In these challenging times, green jobs represent the kind of win-win solution we need. Green jobs are labor intensive. They put people to work here in America – you can’t outsource installation of a solar roof on your house to another country. And by focusing on green technology, energy efficiency and clean sources of energy, we will make America energy independent and combat global warming.
Our speakers today have been among the world’s leading advocates for investment in green technology as a recipe for economic recovery and long-term prosperity.
Even if we were not in this economic crisis, it is clear that if America is to compete in this century, we must mobilize to achieve energy independence and to combat global warming.
When we tackle these challenges, we will create millions of jobs, become more energy efficient, save money in energy costs and invest in new technologies. These actions will restore our leadership in this area as all nations look for solutions to the challenge of our generation.
Thomas Friedman put it concisely in his most recent book:
"...the ability to develop clean power and energy efficient technologies is going to become the defining measure of a country's economic standing, environmental health, energy security, and national security over the next 50 years." (Thomas Friedman, Hot, Flat and Crowded, p. 172)

▶ Problem set:
a) According to the Friedman quotation in the green jobs passage, what will a country's ability to develop clean power and energy efficient technologies become the defining measure of? List each one.
b) Rewrite the paragraph of the green jobs passage that begins "When we tackle these challenges" as a short bulleted list that keeps its main points.
c) Write the next part of the green jobs passage, picking up right after the Friedman quotation.

▶ Given records:
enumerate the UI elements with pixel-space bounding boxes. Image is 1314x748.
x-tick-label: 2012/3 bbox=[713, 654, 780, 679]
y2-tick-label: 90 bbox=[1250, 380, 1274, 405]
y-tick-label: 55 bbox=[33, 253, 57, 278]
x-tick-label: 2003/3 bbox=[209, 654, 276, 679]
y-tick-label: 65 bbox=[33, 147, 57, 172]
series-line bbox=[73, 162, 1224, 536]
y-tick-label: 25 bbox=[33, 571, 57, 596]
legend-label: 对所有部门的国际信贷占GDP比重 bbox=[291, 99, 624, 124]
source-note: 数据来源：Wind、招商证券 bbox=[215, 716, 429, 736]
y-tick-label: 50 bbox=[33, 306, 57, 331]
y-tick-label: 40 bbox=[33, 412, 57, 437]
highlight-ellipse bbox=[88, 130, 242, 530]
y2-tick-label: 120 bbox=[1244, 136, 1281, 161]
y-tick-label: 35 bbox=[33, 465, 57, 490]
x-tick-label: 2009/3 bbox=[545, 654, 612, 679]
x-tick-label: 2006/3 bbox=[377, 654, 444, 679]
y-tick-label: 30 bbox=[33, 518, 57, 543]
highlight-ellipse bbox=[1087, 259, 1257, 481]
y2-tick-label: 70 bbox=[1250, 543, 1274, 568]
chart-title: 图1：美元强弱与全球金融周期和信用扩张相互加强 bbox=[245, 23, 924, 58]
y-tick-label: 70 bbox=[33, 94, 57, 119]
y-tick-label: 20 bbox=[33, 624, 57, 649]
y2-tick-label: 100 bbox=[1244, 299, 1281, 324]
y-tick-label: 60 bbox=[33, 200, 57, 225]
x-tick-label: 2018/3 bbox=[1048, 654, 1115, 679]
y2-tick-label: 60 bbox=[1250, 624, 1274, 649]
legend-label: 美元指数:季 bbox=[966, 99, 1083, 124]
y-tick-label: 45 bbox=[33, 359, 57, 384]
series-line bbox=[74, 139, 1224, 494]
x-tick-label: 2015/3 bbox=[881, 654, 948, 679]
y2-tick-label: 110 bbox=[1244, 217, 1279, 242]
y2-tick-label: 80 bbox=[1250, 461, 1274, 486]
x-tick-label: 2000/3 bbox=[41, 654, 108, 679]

▶ Results for the exercise:
a)
- Economic standing
- Environmental health
- Energy security
- National security

b)
Tackling these challenges will:
- create millions of jobs
- make us more energy efficient
- save money on energy costs
- bring investment in new technologies
- restore our leadership in this area as all nations look for solutions to the challenge of our generation

c)
California has been a leader in investments in green technology. In 2007, there was over $1.8 billion in cleantech venture capital investment in California, nearly a 50% increase from 2006, and a huge jump from just $357 million in 2004.
A recent report from the U.S. Conference of Mayors estimates that by 2038, another 4.2 million green jobs could be added to the economy - thanks to the alternative energy and renewable energy industries, and the benefits of energy efficiency. That could account for 10 percent of job growth over the next 30 years.
To make this happen, we must make energy independence and global warming top national priorities. Our speakers today will discuss some of the steps that we need to take to make this vision of a new green economy a reality.